Problem to work on: Copy out all the lines where "color" shows up.

_ _ _

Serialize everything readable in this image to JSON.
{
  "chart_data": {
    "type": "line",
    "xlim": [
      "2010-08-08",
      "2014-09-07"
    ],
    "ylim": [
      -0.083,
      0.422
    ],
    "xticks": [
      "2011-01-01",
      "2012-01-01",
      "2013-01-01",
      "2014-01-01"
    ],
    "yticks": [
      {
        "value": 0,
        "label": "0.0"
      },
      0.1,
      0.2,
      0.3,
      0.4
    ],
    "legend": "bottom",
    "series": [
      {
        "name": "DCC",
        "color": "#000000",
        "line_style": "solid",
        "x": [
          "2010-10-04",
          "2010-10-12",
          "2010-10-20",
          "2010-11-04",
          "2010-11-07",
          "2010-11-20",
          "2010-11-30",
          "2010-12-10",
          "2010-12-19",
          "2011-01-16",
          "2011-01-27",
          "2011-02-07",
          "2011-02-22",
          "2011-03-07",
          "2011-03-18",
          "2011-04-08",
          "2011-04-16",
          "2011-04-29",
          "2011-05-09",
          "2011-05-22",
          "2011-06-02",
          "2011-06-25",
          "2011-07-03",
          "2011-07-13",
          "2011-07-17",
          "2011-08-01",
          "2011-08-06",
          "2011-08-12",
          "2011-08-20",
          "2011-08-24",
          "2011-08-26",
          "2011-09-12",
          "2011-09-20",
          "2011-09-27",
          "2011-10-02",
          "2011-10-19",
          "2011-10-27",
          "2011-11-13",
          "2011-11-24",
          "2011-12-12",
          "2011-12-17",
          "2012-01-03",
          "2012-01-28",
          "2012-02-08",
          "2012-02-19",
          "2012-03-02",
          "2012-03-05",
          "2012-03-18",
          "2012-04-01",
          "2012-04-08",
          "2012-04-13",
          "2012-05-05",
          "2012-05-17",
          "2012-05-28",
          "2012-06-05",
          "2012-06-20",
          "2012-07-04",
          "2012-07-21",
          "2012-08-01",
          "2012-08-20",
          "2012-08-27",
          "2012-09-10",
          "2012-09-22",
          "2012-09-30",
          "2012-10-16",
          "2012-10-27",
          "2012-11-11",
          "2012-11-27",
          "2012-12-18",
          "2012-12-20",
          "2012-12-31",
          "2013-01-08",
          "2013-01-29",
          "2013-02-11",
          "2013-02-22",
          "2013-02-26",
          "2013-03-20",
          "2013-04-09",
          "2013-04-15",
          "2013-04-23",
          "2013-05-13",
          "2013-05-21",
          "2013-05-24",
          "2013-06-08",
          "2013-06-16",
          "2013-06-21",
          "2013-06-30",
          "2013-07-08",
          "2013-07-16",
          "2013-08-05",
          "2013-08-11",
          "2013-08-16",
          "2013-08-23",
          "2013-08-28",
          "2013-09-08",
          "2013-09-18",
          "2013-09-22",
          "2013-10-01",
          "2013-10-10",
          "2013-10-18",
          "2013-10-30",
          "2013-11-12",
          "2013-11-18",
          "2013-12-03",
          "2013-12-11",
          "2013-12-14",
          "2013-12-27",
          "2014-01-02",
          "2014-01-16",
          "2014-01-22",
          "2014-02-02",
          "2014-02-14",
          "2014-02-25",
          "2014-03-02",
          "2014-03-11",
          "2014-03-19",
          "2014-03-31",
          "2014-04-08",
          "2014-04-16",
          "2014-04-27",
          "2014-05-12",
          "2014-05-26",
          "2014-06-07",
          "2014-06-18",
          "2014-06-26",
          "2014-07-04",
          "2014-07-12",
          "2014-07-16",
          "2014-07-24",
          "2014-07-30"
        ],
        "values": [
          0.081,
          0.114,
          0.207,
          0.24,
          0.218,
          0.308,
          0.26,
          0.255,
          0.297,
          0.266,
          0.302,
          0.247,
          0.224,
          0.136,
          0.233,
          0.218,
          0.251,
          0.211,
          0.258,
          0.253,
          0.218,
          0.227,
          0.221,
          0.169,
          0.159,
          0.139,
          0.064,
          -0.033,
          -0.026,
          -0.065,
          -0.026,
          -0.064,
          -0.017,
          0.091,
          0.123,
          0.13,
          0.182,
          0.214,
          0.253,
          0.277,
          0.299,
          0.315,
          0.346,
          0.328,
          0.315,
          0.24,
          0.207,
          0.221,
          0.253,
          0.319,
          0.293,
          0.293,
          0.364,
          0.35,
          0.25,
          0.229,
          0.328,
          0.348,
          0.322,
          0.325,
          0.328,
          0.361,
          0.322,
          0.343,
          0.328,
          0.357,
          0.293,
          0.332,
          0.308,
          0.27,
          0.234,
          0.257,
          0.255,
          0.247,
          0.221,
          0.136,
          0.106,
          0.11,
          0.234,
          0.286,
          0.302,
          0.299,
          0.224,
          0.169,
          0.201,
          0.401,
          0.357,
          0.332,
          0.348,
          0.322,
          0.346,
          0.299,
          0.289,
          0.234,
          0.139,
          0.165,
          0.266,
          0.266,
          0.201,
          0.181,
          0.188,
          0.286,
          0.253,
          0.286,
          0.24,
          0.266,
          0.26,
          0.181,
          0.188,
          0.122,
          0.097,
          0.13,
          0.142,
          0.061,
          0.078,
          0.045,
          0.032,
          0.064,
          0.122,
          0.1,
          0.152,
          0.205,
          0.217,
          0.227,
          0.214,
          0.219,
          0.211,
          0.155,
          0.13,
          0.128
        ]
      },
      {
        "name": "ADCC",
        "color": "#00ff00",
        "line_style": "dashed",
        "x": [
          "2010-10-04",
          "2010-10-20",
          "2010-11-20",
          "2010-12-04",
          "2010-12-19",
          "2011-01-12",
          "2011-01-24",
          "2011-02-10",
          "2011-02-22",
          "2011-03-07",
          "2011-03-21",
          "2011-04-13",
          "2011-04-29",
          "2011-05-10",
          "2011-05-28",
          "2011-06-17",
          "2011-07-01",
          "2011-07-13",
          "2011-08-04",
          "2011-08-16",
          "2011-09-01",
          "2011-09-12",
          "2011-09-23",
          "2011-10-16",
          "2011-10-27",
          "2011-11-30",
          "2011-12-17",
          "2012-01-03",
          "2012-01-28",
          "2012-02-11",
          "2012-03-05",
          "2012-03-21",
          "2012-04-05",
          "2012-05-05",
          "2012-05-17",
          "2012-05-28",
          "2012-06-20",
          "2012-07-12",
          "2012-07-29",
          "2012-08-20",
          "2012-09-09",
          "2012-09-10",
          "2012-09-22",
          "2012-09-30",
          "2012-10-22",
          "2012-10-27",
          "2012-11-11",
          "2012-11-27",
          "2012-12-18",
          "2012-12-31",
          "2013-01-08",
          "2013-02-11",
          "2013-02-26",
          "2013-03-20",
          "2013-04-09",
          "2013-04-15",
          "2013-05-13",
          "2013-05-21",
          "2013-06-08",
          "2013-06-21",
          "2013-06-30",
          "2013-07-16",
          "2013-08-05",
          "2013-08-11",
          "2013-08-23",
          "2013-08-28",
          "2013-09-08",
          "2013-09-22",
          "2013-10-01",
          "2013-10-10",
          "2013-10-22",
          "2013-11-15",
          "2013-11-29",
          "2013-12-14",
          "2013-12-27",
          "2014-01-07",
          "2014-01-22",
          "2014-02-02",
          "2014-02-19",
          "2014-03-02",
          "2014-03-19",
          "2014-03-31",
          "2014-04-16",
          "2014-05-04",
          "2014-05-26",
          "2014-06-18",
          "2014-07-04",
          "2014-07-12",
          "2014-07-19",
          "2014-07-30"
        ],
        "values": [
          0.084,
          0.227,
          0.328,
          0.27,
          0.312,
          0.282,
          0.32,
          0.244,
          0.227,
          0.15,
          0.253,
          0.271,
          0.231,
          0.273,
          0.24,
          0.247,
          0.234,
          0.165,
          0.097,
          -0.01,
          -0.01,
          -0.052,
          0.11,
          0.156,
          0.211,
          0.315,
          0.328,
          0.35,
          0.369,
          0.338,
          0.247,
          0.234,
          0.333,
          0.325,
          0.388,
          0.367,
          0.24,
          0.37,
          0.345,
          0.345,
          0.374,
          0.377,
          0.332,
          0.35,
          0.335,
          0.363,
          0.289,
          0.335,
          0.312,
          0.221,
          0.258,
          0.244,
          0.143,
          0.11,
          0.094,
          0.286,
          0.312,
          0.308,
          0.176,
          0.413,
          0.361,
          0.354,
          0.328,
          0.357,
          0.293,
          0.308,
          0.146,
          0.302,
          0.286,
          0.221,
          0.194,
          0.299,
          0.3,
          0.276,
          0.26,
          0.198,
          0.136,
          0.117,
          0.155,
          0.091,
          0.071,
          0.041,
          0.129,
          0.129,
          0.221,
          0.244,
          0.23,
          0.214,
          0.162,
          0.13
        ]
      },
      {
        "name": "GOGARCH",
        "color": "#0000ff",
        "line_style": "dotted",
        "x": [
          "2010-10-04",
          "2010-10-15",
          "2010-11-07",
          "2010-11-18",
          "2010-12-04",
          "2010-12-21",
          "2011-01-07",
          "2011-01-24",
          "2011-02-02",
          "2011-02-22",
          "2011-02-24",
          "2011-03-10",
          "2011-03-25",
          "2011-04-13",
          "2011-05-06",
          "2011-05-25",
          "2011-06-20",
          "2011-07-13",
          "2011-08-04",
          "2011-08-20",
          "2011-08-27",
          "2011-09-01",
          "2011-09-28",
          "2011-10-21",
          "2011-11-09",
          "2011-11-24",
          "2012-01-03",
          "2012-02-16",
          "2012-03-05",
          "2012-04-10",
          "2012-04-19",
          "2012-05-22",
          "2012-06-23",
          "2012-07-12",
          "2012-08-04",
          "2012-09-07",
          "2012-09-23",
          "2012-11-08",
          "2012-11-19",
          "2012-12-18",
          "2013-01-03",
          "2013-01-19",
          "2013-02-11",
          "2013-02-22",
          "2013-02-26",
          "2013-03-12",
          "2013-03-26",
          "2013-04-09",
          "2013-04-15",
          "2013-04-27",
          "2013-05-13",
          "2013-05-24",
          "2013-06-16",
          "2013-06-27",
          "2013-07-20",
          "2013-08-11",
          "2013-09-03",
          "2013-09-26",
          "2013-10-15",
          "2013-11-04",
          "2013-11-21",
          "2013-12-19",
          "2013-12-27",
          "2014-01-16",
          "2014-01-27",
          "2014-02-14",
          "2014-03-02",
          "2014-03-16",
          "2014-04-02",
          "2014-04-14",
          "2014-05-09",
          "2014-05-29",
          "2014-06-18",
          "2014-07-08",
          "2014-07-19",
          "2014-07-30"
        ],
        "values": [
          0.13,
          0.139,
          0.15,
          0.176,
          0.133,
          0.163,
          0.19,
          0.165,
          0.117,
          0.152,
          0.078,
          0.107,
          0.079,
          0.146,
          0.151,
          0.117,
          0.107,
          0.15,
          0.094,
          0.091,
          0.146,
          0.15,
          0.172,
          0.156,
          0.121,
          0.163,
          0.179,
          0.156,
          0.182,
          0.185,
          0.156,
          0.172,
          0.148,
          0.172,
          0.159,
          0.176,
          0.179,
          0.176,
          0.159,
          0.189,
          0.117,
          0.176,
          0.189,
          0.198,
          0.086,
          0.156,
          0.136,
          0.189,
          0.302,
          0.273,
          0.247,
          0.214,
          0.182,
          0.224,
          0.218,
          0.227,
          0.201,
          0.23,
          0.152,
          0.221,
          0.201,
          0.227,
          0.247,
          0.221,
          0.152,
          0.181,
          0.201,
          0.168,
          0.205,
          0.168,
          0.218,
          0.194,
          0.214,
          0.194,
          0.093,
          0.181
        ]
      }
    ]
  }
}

_ _ _

Full solution:
        "color": "#000000",
        "color": "#00ff00",
        "color": "#0000ff",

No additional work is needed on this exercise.